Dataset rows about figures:
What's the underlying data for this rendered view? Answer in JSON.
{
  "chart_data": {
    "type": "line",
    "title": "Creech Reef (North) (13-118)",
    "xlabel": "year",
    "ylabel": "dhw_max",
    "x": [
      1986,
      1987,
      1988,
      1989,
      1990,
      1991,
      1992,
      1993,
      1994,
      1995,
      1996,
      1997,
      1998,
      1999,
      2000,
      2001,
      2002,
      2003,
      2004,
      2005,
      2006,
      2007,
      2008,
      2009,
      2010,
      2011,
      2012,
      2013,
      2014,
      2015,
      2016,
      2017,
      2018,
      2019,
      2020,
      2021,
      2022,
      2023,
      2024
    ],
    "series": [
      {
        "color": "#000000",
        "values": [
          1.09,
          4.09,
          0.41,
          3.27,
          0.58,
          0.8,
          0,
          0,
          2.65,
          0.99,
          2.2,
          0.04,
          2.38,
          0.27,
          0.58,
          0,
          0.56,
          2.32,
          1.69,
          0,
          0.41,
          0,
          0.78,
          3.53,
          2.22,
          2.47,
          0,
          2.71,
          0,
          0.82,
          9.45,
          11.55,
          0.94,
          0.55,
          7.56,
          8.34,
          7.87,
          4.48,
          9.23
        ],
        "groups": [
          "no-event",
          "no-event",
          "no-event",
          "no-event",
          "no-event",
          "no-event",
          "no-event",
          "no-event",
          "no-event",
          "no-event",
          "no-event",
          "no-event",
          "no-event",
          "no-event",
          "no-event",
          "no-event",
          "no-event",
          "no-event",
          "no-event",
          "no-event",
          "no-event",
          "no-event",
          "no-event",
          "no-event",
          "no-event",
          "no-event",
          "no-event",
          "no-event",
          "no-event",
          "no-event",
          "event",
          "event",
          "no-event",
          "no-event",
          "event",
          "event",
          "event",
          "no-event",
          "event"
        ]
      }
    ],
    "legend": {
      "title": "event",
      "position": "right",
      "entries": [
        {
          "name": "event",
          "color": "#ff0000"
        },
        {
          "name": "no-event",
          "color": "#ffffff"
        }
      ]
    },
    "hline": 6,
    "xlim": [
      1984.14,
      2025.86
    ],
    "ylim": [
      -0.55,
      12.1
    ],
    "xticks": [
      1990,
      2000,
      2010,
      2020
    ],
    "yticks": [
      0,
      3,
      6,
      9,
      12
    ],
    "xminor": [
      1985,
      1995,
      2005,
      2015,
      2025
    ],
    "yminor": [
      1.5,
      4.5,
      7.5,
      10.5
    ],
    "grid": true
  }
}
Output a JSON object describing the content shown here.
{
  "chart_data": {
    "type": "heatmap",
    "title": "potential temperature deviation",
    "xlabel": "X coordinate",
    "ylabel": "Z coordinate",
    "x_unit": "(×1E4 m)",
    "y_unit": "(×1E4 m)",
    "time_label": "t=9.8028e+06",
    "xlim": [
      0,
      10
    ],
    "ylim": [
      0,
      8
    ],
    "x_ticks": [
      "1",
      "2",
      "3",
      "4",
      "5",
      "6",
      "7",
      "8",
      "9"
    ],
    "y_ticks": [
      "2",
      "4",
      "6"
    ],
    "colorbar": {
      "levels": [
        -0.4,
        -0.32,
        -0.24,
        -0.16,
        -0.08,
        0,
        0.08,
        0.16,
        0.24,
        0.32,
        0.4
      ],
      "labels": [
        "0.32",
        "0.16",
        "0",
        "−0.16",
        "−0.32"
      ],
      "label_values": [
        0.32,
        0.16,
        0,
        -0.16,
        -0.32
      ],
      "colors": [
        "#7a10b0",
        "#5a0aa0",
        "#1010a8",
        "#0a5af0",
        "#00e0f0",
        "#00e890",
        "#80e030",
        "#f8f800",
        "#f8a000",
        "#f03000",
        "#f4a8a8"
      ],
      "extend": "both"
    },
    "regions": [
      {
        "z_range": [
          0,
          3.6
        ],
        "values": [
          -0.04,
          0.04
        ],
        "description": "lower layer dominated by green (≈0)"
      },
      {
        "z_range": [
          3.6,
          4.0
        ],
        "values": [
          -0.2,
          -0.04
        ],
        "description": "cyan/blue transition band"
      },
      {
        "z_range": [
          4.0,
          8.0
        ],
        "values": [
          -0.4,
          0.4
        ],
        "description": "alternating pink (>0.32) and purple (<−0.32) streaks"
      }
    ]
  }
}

EXERCISE TASK: Copy all lines from the material that contain "JSON".

SOLUTION TO THIS TASK:
What's the underlying data for this rendered view? Answer in JSON.
Output a JSON object describing the content shown here.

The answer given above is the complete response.